- _YOUR INSTRUCTIONS_
Find each line with "honom" and copy it.

- _EXTRACTED DATA_
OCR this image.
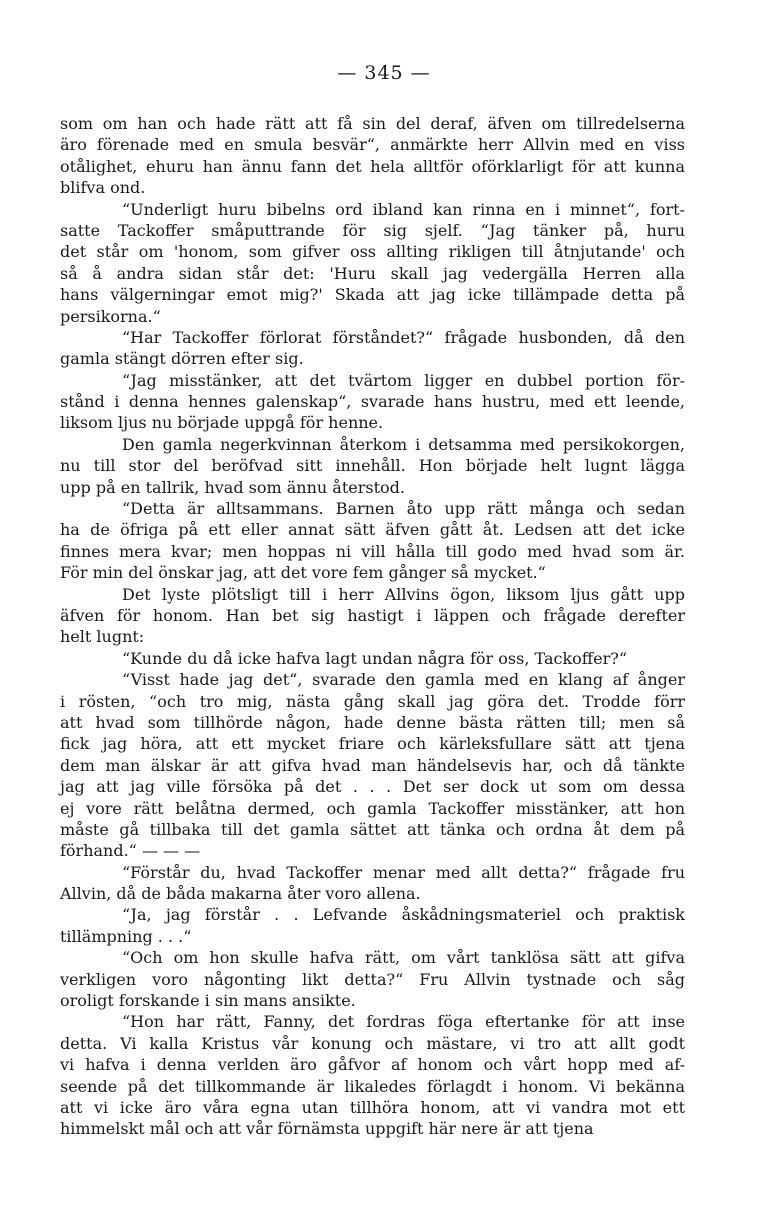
— 345 —
som om han och hade rätt att få sin del deraf, äfven om tillredelserna
äro förenade med en smula besvär“, anmärkte herr Allvin med en viss
otålighet, ehuru han ännu fann det hela alltför oförklarligt för att kunna
blifva ond.
“Underligt huru bibelns ord ibland kan rinna en i minnet“, fort-
satte Tackoffer småputtrande för sig sjelf. “Jag tänker på, huru
det står om 'honom, som gifver oss allting rikligen till åtnjutande' och
så å andra sidan står det: 'Huru skall jag vedergälla Herren alla
hans välgerningar emot mig?' Skada att jag icke tillämpade detta på
persikorna.“
“Har Tackoffer förlorat förståndet?“ frågade husbonden, då den
gamla stängt dörren efter sig.
“Jag misstänker, att det tvärtom ligger en dubbel portion för-
stånd i denna hennes galenskap“, svarade hans hustru, med ett leende,
liksom ljus nu började uppgå för henne.
Den gamla negerkvinnan återkom i detsamma med persikokorgen,
nu till stor del beröfvad sitt innehåll. Hon började helt lugnt lägga
upp på en tallrik, hvad som ännu återstod.
“Detta är alltsammans. Barnen åto upp rätt många och sedan
ha de öfriga på ett eller annat sätt äfven gått åt. Ledsen att det icke
finnes mera kvar; men hoppas ni vill hålla till godo med hvad som är.
För min del önskar jag, att det vore fem gånger så mycket.“
Det lyste plötsligt till i herr Allvins ögon, liksom ljus gått upp
äfven för honom. Han bet sig hastigt i läppen och frågade derefter
helt lugnt:
“Kunde du då icke hafva lagt undan några för oss, Tackoffer?“
“Visst hade jag det“, svarade den gamla med en klang af ånger
i rösten, “och tro mig, nästa gång skall jag göra det. Trodde förr
att hvad som tillhörde någon, hade denne bästa rätten till; men så
fick jag höra, att ett mycket friare och kärleksfullare sätt att tjena
dem man älskar är att gifva hvad man händelsevis har, och då tänkte
jag att jag ville försöka på det . . . Det ser dock ut som om dessa
ej vore rätt belåtna dermed, och gamla Tackoffer misstänker, att hon
måste gå tillbaka till det gamla sättet att tänka och ordna åt dem på
förhand.“ — — —
“Förstår du, hvad Tackoffer menar med allt detta?“ frågade fru
Allvin, då de båda makarna åter voro allena.
“Ja, jag förstår . . Lefvande åskådningsmateriel och praktisk
tillämpning . . .“
“Och om hon skulle hafva rätt, om vårt tanklösa sätt att gifva
verkligen voro någonting likt detta?“ Fru Allvin tystnade och såg
oroligt forskande i sin mans ansikte.
“Hon har rätt, Fanny, det fordras föga eftertanke för att inse
detta. Vi kalla Kristus vår konung och mästare, vi tro att allt godt
vi hafva i denna verlden äro gåfvor af honom och vårt hopp med af-
seende på det tillkommande är likaledes förlagdt i honom. Vi bekänna
att vi icke äro våra egna utan tillhöra honom, att vi vandra mot ett
himmelskt mål och att vår förnämsta uppgift här nere är att tjena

- _WRITTEN RESPONSE_
det står om 'honom, som gifver oss allting rikligen till åtnjutande' och
äfven för honom. Han bet sig hastigt i läppen och frågade derefter
vi hafva i denna verlden äro gåfvor af honom och vårt hopp med af-
seende på det tillkommande är likaledes förlagdt i honom. Vi bekänna
att vi icke äro våra egna utan tillhöra honom, att vi vandra mot ett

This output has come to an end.